- Stated goal -
Repeat each record exactly as written, and drop any images.

[begin Dataset entries]

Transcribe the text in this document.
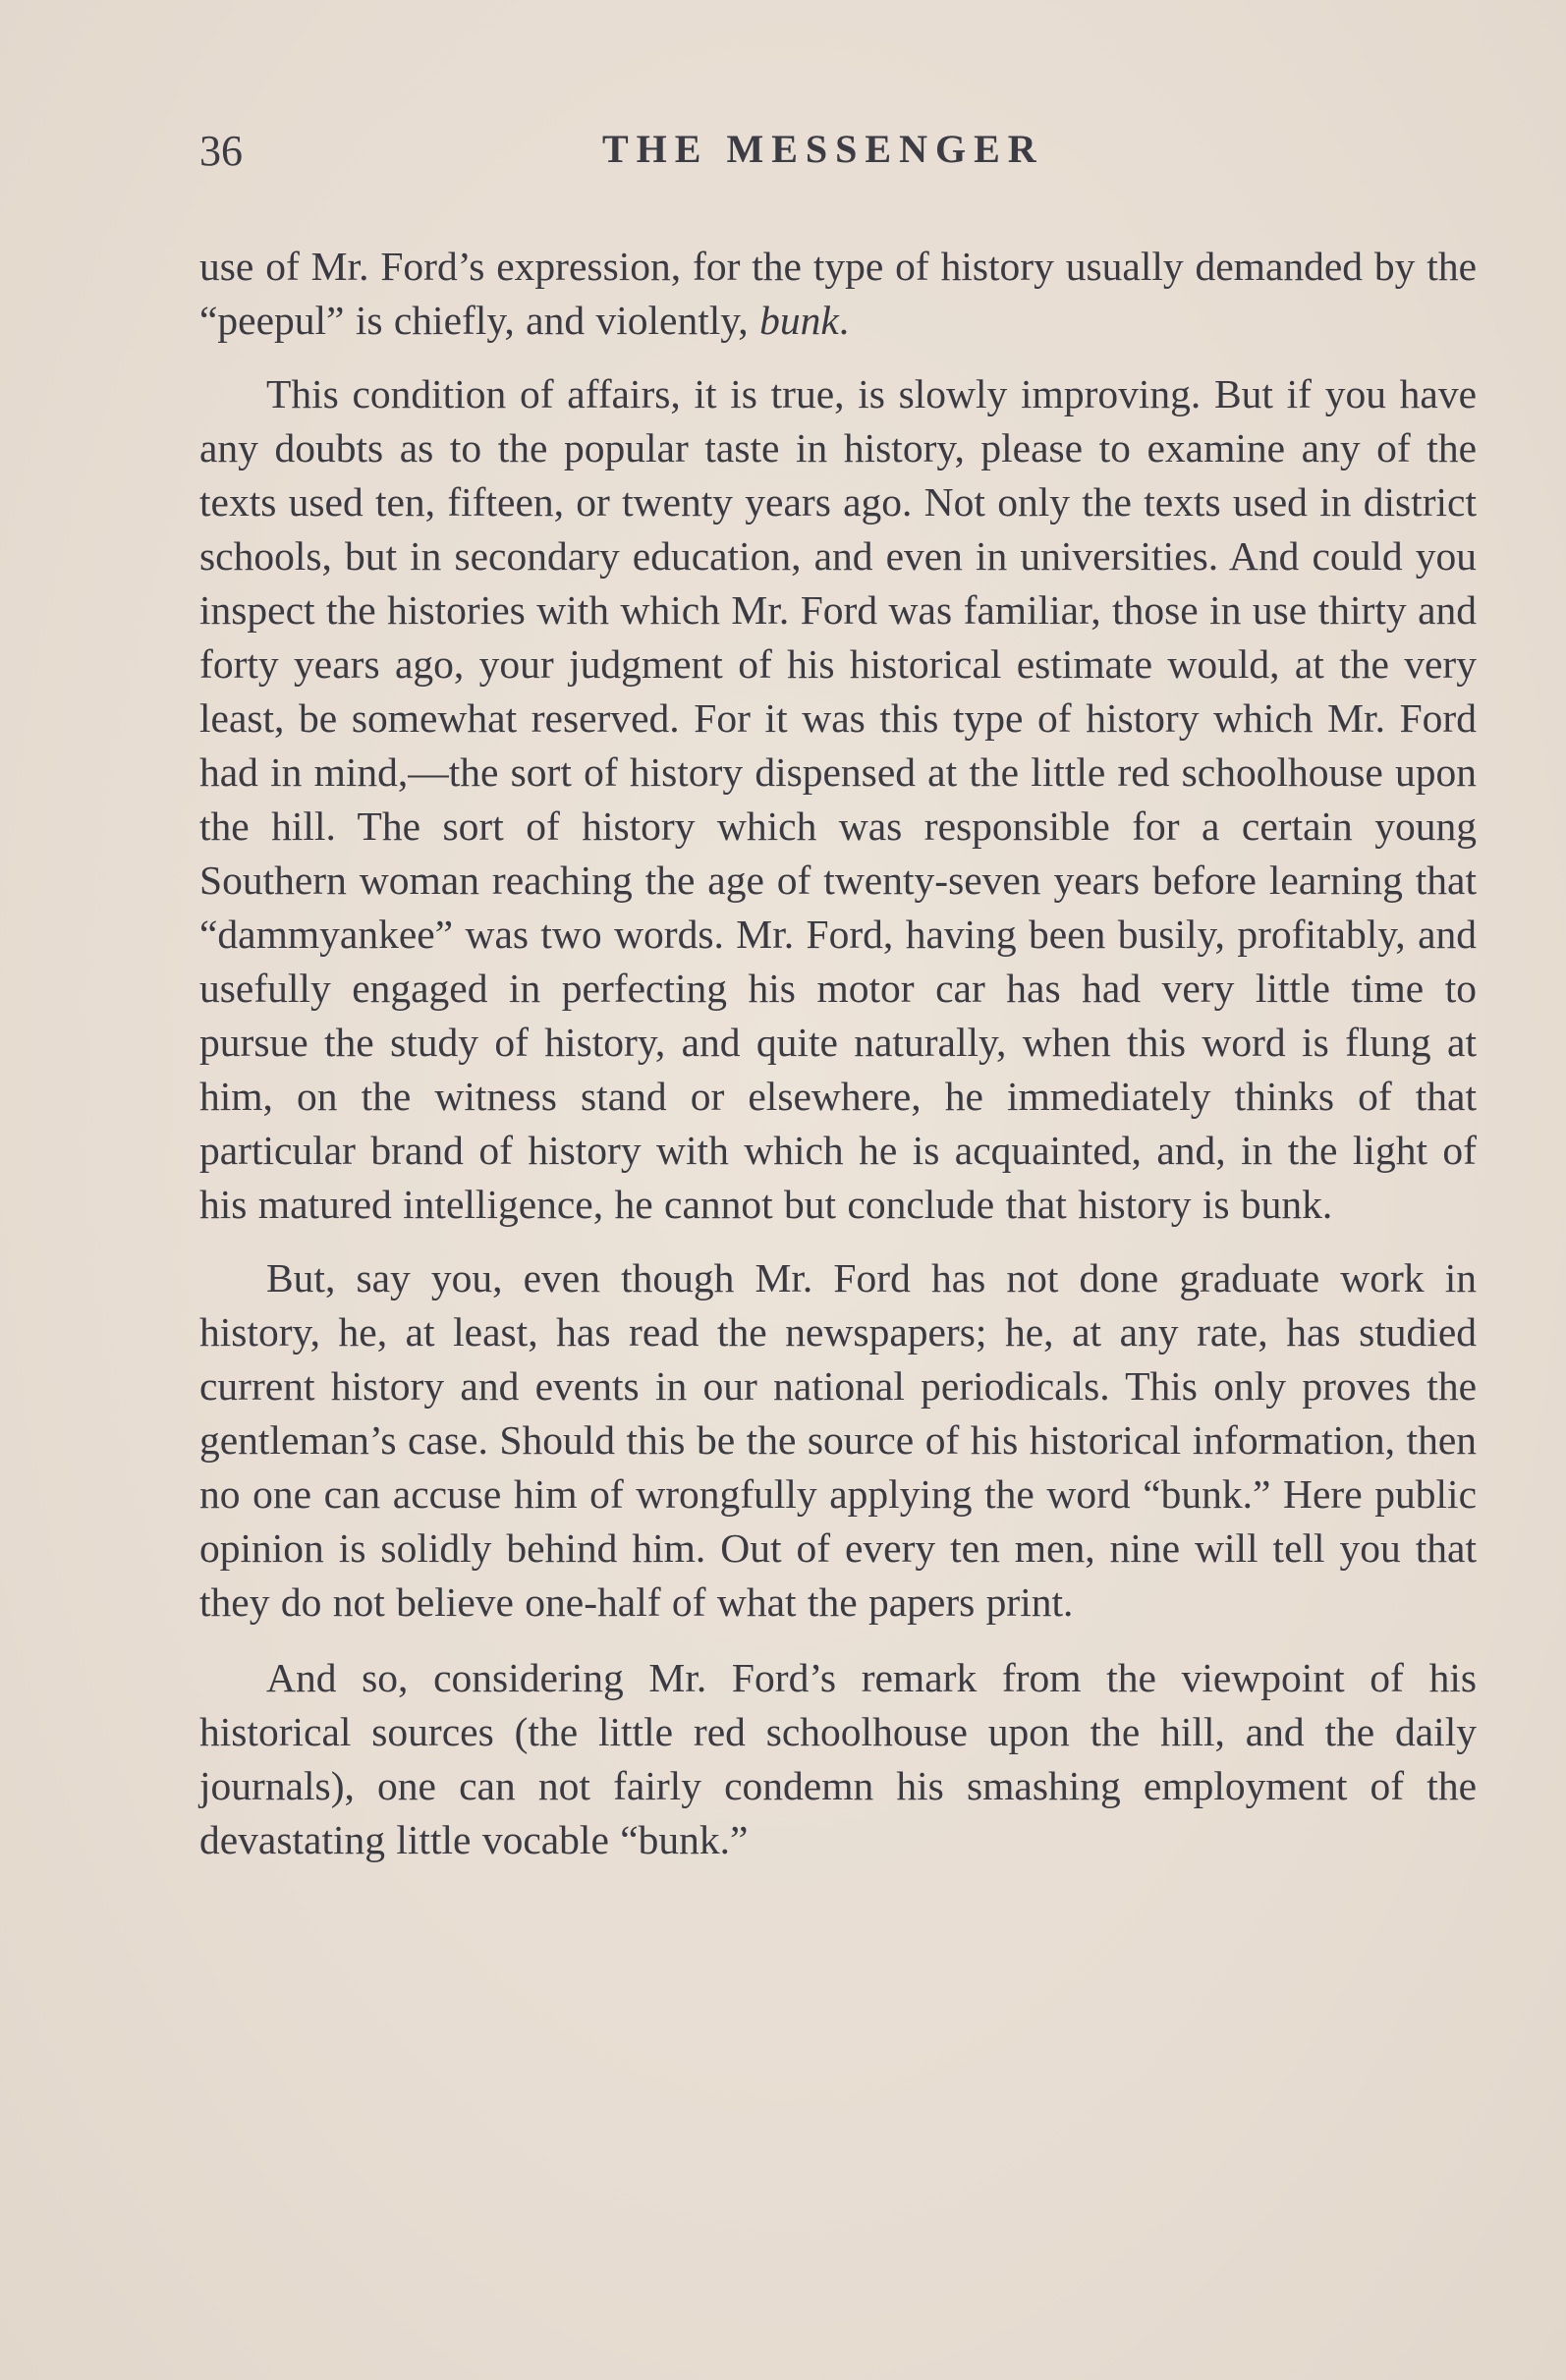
36	THE MESSENGER

use of Mr. Ford’s expression, for the type of history usually demanded by the “peepul” is chiefly, and violently, bunk.

This condition of affairs, it is true, is slowly improving. But if you have any doubts as to the popular taste in history, please to examine any of the texts used ten, fifteen, or twenty years ago. Not only the texts used in district schools, but in secondary education, and even in universities. And could you inspect the histories with which Mr. Ford was familiar, those in use thirty and forty years ago, your judgment of his historical estimate would, at the very least, be somewhat reserved. For it was this type of history which Mr. Ford had in mind,—the sort of history dispensed at the little red schoolhouse upon the hill. The sort of history which was responsible for a certain young Southern woman reaching the age of twenty-seven years before learning that “dammyankee” was two words. Mr. Ford, having been busily, profitably, and usefully engaged in perfecting his motor car has had very little time to pursue the study of history, and quite naturally, when this word is flung at him, on the witness stand or elsewhere, he immediately thinks of that particular brand of history with which he is acquainted, and, in the light of his matured intelligence, he cannot but conclude that history is bunk.

But, say you, even though Mr. Ford has not done graduate work in history, he, at least, has read the newspapers; he, at any rate, has studied current history and events in our national periodicals. This only proves the gentleman’s case. Should this be the source of his historical information, then no one can accuse him of wrongfully applying the word “bunk.” Here public opinion is solidly behind him. Out of every ten men, nine will tell you that they do not believe one-half of what the papers print.

And so, considering Mr. Ford’s remark from the viewpoint of his historical sources (the little red schoolhouse upon the hill, and the daily journals), one can not fairly condemn his smashing employment of the devastating little vocable “bunk.”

[end Dataset entries]

- Written answer -
Transcribe the text in this document.
36	THE MESSENGER

use of Mr. Ford’s expression, for the type of history usually demanded by the “peepul” is chiefly, and violently, bunk.

This condition of affairs, it is true, is slowly improving. But if you have any doubts as to the popular taste in history, please to examine any of the texts used ten, fifteen, or twenty years ago. Not only the texts used in district schools, but in secondary education, and even in universities. And could you inspect the histories with which Mr. Ford was familiar, those in use thirty and forty years ago, your judgment of his historical estimate would, at the very least, be somewhat reserved. For it was this type of history which Mr. Ford had in mind,—the sort of history dispensed at the little red schoolhouse upon the hill. The sort of history which was responsible for a certain young Southern woman reaching the age of twenty-seven years before learning that “dammyankee” was two words. Mr. Ford, having been busily, profitably, and usefully engaged in perfecting his motor car has had very little time to pursue the study of history, and quite naturally, when this word is flung at him, on the witness stand or elsewhere, he immediately thinks of that particular brand of history with which he is acquainted, and, in the light of his matured intelligence, he cannot but conclude that history is bunk.

But, say you, even though Mr. Ford has not done graduate work in history, he, at least, has read the newspapers; he, at any rate, has studied current history and events in our national periodicals. This only proves the gentleman’s case. Should this be the source of his historical information, then no one can accuse him of wrongfully applying the word “bunk.” Here public opinion is solidly behind him. Out of every ten men, nine will tell you that they do not believe one-half of what the papers print.

And so, considering Mr. Ford’s remark from the viewpoint of his historical sources (the little red schoolhouse upon the hill, and the daily journals), one can not fairly condemn his smashing employment of the devastating little vocable “bunk.”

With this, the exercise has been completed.